----- Supplied text -----
Walter Oakley Hoffecker (September 20, 1854 – January 23, 1934) was an American engineer, businessman and politician from Smyrna in Kent County, Delaware. He was a member of the Republican Party and served as U.S. Representative from Delaware.

Early life and family
Hoffecker was born in Smyrna, Delaware. He graduated from Smyrna Seminary in 1872, and in September 1873, he entered Lehigh University at Bethlehem, Pennsylvania, where he studied civil engineering.

Professional career
Hoffecker was engaged in a variety of business ventures in the Smyrna area including farming, insurance, banking and canning. As a professional engineer with interest and expertise in transportation issues, he succeeded his father as President of the Philadelphia & Smyrna Transportation Co. He was also a Director of the Delaware Railroad and a member of the original State highway commission in 1917. Hoffecker's banking interest was the Fruit Growers Bank and Trust of Smyrna, of which he was President for thirty-two years.
-----
# Tasks
A) Pull out each line of the listing in which the string "buttons" appears, treating uppercase and lowercase letters as different.
B) Carry the Walter Oakley Hoffecker biography further, picking up right after its final sentence.
This biography and the listing were taken from separate sources.
----- Given entries -----
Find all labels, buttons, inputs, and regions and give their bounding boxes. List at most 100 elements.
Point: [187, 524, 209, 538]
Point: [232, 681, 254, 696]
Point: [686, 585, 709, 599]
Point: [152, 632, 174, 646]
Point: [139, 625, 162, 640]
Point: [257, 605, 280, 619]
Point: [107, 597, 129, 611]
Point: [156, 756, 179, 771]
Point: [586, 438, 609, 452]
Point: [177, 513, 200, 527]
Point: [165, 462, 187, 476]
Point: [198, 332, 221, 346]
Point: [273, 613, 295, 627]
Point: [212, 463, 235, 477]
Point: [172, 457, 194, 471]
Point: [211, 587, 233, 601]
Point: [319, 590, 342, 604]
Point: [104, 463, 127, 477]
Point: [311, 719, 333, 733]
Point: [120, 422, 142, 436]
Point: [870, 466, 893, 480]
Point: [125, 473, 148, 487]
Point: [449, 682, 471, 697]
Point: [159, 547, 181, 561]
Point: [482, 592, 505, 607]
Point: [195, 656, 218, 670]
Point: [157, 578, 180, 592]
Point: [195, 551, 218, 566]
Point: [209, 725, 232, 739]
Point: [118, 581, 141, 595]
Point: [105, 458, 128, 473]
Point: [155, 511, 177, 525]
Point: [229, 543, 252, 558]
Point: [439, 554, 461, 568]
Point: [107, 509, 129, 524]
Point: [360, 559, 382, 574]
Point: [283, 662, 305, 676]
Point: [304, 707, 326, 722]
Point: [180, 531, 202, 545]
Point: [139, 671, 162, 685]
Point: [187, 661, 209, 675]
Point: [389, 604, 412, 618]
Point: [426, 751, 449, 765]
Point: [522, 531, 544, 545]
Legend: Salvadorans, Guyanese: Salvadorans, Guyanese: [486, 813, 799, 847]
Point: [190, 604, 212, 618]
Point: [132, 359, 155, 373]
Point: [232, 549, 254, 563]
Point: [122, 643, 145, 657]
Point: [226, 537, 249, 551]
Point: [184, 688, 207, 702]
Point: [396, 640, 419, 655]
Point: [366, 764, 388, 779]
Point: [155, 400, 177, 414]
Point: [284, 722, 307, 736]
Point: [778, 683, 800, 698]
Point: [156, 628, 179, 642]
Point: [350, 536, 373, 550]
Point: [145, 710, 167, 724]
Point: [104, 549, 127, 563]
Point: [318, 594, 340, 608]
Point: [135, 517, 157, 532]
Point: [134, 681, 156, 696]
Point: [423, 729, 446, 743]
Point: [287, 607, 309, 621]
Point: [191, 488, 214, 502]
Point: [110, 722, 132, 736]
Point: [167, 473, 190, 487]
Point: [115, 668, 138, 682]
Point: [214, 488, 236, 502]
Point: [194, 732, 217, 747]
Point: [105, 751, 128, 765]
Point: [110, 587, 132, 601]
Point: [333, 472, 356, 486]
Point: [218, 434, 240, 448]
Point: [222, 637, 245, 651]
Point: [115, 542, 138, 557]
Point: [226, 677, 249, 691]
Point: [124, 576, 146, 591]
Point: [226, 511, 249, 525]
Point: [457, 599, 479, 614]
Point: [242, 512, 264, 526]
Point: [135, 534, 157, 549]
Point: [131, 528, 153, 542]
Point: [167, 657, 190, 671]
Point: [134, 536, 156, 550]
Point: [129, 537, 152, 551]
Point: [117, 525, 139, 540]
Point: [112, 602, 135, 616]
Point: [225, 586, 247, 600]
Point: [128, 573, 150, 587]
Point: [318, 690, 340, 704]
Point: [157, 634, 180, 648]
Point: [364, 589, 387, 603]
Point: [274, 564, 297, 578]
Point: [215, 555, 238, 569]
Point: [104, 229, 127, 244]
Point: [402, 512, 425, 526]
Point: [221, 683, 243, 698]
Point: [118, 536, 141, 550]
-----
# The responses
A)
Find all labels, buttons, inputs, and regions and give their bounding boxes. List at most 100 elements.

B)
In a special election on November 6, 1900 to fill the vacancy caused by the death of his father, U.S. Representative John H. Hoffecker, Walter Hoffecker was elected to the U.S. House of Representatives, defeating Democrat Edward Fowler. He served in the Republican majority during the last session of the 56th Congress. He did not seek reelection to a full term and served only from November 6, 1900 until March 4, 1901, during the administration of U.S. President William McKinley. Several years later, in 1908, Hoffecker was a delegate to the Republican National Convention.

Death and legacy
Hoffecker died at Smyrna and is buried there in the Glenwood Cemetery. His home Ivy Dale Farm was listed on the National Register of Historic Places in 1973.

Almanac
Elections are held the first Tuesday after November 1. U.S. Representatives took office March 4 and have a two-year term. In this case, he was completing the existing term, the vacancy caused by the death of his father, John H. Hoffecker.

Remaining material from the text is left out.